Tell how many lines in these records contain the string "تحویل", with only the number as the reply.

## Data to process
----------------

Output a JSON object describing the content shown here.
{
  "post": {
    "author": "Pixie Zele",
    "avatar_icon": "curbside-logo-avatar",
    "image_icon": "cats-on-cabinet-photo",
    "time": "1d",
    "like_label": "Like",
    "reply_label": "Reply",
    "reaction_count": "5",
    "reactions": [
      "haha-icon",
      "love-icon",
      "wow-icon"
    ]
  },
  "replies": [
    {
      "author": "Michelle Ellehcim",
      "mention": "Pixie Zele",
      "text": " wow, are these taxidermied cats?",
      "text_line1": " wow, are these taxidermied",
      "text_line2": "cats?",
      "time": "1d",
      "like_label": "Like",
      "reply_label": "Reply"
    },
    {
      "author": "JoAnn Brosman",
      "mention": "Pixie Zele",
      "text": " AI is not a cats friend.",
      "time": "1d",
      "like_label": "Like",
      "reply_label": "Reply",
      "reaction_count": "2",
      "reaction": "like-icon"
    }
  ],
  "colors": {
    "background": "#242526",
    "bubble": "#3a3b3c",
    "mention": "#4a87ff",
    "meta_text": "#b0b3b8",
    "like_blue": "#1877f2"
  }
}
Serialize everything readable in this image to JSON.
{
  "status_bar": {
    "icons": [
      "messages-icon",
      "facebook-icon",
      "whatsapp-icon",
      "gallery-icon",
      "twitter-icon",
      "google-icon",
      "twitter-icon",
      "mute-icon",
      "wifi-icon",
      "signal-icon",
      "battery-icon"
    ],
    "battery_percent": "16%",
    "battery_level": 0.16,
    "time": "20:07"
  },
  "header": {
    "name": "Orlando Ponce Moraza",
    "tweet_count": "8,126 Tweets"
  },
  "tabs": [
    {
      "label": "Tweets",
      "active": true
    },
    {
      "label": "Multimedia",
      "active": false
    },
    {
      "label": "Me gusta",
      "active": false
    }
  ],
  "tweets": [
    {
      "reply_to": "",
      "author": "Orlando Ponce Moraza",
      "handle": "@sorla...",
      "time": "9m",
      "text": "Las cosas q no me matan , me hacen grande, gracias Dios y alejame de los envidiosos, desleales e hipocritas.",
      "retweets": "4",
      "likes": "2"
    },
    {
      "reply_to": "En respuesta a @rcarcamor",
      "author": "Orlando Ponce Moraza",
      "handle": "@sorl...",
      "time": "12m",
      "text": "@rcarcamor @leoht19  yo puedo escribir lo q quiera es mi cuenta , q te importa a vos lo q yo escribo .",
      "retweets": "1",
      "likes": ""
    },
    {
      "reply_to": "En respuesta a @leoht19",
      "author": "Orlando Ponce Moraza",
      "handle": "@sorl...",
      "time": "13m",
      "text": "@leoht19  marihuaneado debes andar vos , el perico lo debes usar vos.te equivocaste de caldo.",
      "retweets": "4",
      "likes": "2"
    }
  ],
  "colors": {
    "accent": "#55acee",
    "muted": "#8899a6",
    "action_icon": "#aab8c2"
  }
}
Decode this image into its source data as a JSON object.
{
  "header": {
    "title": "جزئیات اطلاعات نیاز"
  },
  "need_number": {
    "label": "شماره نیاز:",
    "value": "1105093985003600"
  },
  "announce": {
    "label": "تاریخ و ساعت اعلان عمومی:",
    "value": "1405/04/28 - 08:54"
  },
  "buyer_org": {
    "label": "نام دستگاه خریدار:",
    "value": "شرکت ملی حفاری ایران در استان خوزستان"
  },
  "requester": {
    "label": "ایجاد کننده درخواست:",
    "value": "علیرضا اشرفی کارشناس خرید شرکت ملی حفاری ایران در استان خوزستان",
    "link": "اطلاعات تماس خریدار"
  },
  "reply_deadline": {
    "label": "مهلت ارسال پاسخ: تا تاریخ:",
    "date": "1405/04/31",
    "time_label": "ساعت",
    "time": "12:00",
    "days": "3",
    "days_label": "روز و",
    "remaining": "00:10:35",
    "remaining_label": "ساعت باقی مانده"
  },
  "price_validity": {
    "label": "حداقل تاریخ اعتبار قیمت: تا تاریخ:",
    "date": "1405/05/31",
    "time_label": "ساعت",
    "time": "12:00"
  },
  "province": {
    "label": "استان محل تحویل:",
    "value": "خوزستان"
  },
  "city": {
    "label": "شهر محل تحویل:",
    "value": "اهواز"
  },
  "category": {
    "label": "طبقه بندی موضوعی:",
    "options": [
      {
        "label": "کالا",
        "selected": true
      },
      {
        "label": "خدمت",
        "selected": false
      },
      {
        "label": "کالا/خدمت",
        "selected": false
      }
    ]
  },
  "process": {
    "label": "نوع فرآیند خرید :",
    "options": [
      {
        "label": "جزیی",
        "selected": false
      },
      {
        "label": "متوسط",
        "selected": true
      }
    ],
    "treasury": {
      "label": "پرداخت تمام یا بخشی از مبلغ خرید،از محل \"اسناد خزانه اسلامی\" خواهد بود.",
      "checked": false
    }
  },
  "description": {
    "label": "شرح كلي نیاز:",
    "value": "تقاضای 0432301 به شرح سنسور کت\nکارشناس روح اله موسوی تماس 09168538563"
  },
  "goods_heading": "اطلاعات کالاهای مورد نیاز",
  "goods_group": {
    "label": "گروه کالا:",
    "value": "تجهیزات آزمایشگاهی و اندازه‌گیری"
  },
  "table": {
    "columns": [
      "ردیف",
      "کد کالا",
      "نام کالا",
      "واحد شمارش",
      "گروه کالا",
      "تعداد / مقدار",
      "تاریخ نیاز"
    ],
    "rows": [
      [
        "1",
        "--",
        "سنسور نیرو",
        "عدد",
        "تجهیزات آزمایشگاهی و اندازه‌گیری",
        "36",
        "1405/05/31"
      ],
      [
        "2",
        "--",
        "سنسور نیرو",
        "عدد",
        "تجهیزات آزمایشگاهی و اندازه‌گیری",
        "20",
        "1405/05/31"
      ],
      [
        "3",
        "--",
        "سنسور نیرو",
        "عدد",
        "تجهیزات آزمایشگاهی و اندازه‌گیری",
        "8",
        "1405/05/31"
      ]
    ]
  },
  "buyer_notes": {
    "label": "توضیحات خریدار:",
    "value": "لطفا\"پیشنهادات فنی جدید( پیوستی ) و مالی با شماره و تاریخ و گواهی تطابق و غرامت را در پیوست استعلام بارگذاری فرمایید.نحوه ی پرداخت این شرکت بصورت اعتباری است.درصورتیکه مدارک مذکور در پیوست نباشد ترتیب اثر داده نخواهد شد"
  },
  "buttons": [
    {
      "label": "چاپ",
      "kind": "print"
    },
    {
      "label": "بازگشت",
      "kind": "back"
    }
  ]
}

----------------

## Answer for the task
2